§ DIRECTIONS
Write out each line word for word. Drop pictures.

* START SUPPLIED ENTRIES *

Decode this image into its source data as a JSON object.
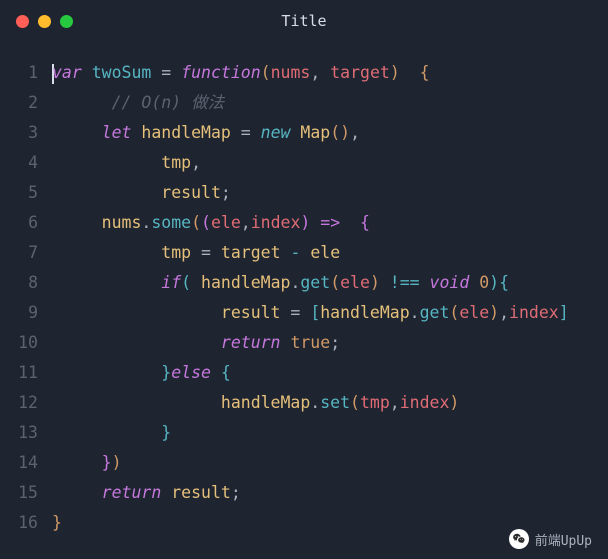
{
  "window": {
    "title": "Title"
  },
  "code": {
    "lines": [
      {
        "n": "1"
      },
      {
        "n": "2"
      },
      {
        "n": "3"
      },
      {
        "n": "4"
      },
      {
        "n": "5"
      },
      {
        "n": "6"
      },
      {
        "n": "7"
      },
      {
        "n": "8"
      },
      {
        "n": "9"
      },
      {
        "n": "10"
      },
      {
        "n": "11"
      },
      {
        "n": "12"
      },
      {
        "n": "13"
      },
      {
        "n": "14"
      },
      {
        "n": "15"
      },
      {
        "n": "16"
      }
    ],
    "tokens": {
      "var": "var",
      "twoSum": "twoSum",
      "eq": " = ",
      "function": "function",
      "nums": "nums",
      "comma": ",",
      "space": " ",
      "target": "target",
      "lbrace": "{",
      "rbrace": "}",
      "lparen": "(",
      "rparen": ")",
      "comment": "// O(n) 做法",
      "let": "let",
      "handleMap": "handleMap",
      "new": "new",
      "Map": "Map",
      "tmp": "tmp",
      "result": "result",
      "semi": ";",
      "dot": ".",
      "some": "some",
      "ele": "ele",
      "index": "index",
      "arrow": "=>",
      "minus": " - ",
      "if": "if",
      "get": "get",
      "neq": " !== ",
      "void": "void",
      "zero": "0",
      "lbracket": "[",
      "rbracket": "]",
      "return": "return",
      "true": "true",
      "else": "else",
      "set": "set"
    }
  },
  "watermark": {
    "text": "前端UpUp"
  }
}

* END SUPPLIED ENTRIES *

§ RESPONSE BELOW
Decode this image into its source data as a JSON object.
{
  "window": {
    "title": "Title"
  },
  "code": {
    "lines": [
      {
        "n": "1"
      },
      {
        "n": "2"
      },
      {
        "n": "3"
      },
      {
        "n": "4"
      },
      {
        "n": "5"
      },
      {
        "n": "6"
      },
      {
        "n": "7"
      },
      {
        "n": "8"
      },
      {
        "n": "9"
      },
      {
        "n": "10"
      },
      {
        "n": "11"
      },
      {
        "n": "12"
      },
      {
        "n": "13"
      },
      {
        "n": "14"
      },
      {
        "n": "15"
      },
      {
        "n": "16"
      }
    ],
    "tokens": {
      "var": "var",
      "twoSum": "twoSum",
      "eq": " = ",
      "function": "function",
      "nums": "nums",
      "comma": ",",
      "space": " ",
      "target": "target",
      "lbrace": "{",
      "rbrace": "}",
      "lparen": "(",
      "rparen": ")",
      "comment": "// O(n) 做法",
      "let": "let",
      "handleMap": "handleMap",
      "new": "new",
      "Map": "Map",
      "tmp": "tmp",
      "result": "result",
      "semi": ";",
      "dot": ".",
      "some": "some",
      "ele": "ele",
      "index": "index",
      "arrow": "=>",
      "minus": " - ",
      "if": "if",
      "get": "get",
      "neq": " !== ",
      "void": "void",
      "zero": "0",
      "lbracket": "[",
      "rbracket": "]",
      "return": "return",
      "true": "true",
      "else": "else",
      "set": "set"
    }
  },
  "watermark": {
    "text": "前端UpUp"
  }
}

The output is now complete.